Collected data entries:
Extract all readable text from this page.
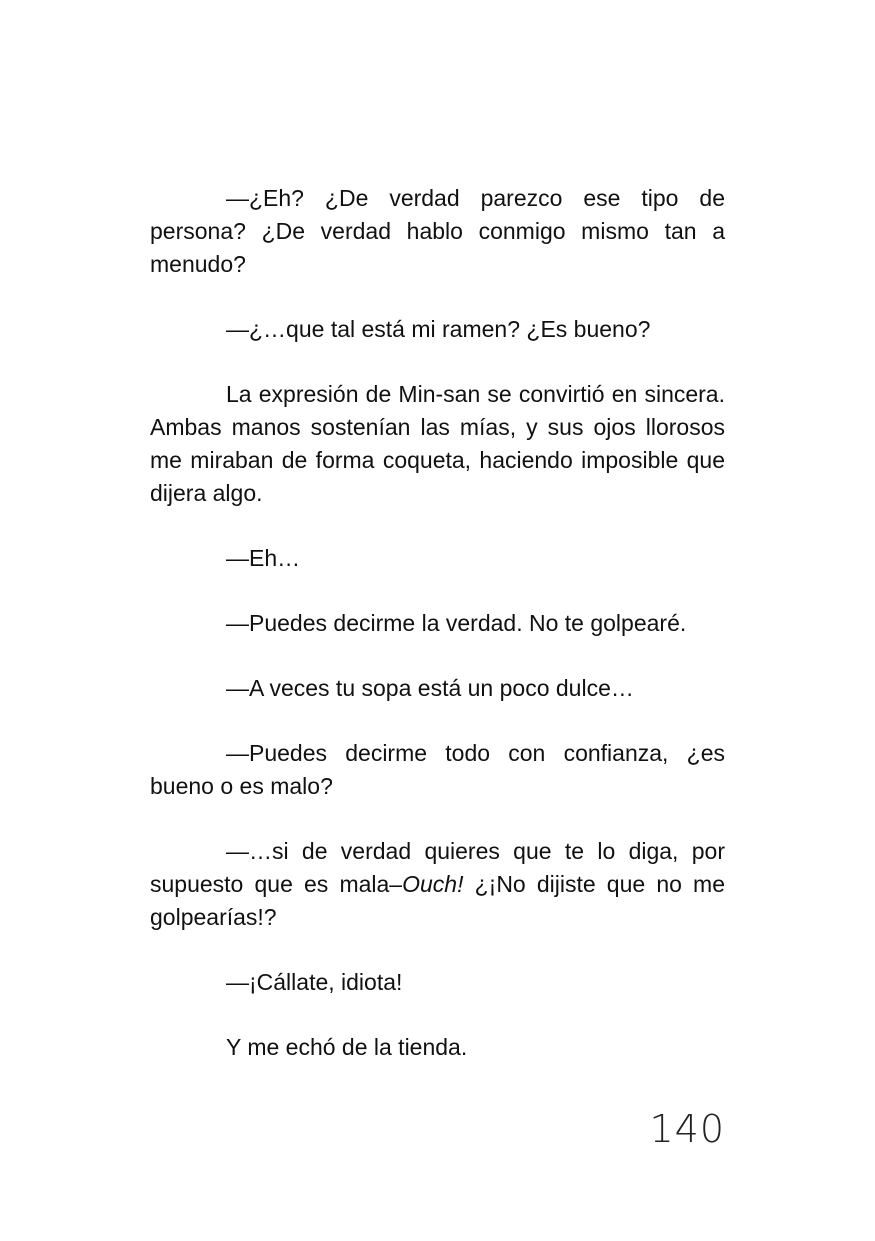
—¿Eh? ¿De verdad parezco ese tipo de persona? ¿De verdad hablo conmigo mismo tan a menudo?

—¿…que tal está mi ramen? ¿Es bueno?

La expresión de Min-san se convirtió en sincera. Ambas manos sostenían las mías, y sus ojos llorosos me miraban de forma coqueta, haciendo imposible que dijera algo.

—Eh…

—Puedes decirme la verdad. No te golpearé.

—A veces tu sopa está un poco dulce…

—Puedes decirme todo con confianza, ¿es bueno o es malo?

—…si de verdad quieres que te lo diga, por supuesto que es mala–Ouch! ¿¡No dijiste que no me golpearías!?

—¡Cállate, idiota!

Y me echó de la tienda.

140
* * *
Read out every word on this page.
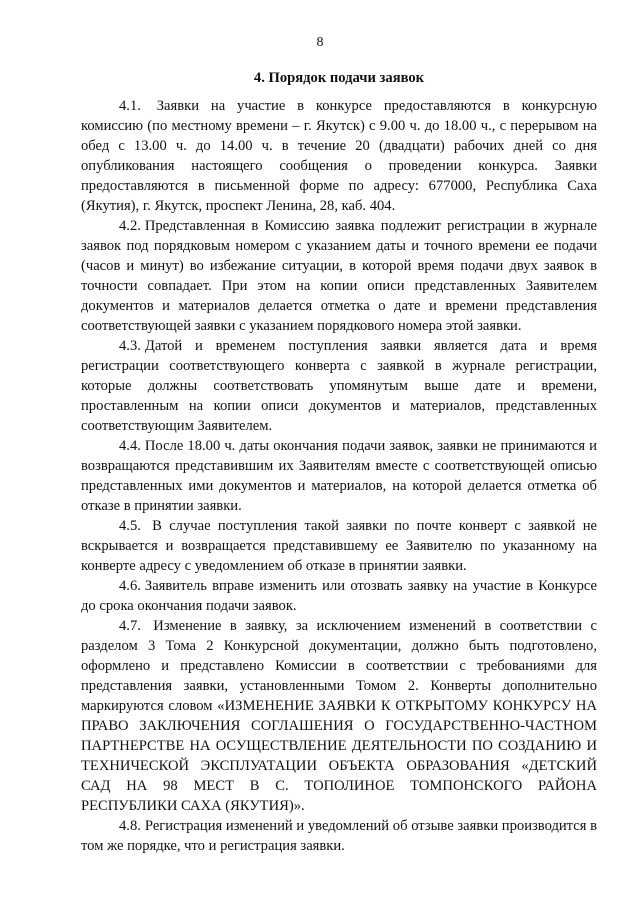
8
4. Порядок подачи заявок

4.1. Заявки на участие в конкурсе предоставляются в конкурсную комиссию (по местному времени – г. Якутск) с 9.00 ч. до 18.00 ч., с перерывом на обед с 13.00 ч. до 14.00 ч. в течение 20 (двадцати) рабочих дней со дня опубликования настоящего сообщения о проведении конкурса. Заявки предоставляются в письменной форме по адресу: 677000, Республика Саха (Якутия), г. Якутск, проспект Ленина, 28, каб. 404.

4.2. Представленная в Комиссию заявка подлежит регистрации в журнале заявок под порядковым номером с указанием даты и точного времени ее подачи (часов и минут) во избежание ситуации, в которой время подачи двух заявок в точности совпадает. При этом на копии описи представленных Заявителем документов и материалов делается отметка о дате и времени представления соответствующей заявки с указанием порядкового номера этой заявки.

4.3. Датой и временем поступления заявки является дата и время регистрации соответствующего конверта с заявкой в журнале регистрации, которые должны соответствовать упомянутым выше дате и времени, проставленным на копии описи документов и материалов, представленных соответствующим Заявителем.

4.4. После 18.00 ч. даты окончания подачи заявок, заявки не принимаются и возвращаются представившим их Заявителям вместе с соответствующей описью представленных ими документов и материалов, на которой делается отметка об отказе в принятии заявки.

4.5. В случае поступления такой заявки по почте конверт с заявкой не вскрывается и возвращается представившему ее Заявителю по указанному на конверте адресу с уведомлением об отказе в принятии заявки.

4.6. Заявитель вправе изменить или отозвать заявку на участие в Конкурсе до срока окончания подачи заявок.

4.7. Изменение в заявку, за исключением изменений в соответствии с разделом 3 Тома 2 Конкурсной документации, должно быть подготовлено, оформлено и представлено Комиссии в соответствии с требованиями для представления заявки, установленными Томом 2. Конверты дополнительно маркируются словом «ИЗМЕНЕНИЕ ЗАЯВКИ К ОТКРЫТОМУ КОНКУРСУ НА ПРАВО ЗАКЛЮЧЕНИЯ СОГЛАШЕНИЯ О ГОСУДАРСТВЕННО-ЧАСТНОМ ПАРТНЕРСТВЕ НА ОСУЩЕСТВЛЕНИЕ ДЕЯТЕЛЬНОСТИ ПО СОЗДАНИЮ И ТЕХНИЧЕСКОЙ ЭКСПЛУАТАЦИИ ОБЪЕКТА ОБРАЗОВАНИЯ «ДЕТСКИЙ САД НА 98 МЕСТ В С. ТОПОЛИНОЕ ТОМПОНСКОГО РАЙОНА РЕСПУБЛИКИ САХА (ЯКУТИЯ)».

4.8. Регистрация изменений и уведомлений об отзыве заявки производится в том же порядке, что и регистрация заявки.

**WRITTEN PROBLEM**
Scan the listing above for the word "Puedes" and copy every line that holds it.

**SOLUTION TO THE EXERCISE**
—Puedes decirme la verdad. No te golpearé.
—Puedes decirme todo con confianza, ¿es bueno o es malo?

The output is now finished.